**Source data:**
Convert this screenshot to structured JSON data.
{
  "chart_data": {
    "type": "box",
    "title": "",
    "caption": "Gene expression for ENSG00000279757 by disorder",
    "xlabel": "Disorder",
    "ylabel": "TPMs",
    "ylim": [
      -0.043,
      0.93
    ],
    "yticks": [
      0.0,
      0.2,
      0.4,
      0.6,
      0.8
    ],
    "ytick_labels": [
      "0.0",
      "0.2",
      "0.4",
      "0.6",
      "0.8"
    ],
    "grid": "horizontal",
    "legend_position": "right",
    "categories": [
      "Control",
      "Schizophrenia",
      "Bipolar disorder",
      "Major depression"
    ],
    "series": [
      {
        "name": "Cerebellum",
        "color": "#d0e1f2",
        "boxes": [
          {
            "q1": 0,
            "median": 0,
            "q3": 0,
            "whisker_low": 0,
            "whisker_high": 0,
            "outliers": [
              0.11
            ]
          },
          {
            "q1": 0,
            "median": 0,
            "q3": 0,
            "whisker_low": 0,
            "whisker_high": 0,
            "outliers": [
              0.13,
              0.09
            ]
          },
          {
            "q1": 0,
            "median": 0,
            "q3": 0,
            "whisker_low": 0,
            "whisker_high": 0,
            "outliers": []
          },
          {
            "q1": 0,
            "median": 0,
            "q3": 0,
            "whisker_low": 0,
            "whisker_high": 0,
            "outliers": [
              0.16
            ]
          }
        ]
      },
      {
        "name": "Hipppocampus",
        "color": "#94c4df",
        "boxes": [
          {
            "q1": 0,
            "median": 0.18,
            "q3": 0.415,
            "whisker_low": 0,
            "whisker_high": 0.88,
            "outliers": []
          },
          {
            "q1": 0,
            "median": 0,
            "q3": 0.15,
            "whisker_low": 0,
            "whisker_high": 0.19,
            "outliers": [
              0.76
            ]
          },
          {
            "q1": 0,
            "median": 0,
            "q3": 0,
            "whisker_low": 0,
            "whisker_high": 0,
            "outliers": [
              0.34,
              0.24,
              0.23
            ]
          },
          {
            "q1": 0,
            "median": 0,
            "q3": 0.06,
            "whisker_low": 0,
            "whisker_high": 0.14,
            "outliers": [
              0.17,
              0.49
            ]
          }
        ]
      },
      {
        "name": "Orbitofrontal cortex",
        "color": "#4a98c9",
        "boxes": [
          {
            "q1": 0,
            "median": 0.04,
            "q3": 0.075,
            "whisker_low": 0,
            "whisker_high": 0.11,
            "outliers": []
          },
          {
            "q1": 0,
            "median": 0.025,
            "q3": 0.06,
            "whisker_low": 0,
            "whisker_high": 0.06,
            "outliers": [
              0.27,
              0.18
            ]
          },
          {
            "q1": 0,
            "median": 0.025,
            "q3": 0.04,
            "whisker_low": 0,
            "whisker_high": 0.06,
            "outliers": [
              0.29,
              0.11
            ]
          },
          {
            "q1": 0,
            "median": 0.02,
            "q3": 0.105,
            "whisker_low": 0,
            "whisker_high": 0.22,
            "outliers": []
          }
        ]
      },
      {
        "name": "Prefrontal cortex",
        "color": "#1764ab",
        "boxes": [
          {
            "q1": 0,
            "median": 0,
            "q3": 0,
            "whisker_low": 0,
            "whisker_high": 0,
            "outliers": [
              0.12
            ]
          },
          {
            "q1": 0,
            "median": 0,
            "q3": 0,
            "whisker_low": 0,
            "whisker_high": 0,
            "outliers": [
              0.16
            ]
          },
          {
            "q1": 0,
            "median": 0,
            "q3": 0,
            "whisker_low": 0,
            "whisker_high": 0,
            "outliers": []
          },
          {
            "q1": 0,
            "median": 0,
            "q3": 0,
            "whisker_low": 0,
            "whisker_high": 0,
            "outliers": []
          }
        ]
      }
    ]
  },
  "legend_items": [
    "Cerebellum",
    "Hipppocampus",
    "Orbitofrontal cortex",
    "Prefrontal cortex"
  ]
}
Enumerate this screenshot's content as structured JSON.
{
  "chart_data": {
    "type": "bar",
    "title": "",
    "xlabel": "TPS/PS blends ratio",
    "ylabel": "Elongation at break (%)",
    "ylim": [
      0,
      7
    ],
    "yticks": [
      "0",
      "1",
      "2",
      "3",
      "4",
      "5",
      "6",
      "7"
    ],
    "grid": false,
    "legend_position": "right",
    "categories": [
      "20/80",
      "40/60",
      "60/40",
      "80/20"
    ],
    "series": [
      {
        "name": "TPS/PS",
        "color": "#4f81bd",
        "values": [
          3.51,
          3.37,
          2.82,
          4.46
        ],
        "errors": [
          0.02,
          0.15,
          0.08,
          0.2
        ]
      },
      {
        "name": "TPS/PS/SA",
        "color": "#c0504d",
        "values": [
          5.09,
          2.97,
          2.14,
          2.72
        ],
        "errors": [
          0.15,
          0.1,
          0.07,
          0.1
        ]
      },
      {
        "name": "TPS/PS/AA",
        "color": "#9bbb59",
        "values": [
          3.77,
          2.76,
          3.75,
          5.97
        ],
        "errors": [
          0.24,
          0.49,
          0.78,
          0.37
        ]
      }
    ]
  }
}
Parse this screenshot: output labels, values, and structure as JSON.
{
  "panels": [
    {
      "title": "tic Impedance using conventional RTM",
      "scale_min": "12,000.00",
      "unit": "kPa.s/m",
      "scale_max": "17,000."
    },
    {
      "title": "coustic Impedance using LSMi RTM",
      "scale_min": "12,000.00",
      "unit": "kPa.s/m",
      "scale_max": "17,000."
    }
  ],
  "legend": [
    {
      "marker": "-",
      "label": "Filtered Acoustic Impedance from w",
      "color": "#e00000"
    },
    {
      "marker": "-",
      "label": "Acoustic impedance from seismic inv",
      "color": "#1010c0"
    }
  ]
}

**Your objective:**
Report each line in the data that holds the word "Acoustic".

**Solution to the problem:**
      "label": "Filtered Acoustic Impedance from w",
      "label": "Acoustic impedance from seismic inv",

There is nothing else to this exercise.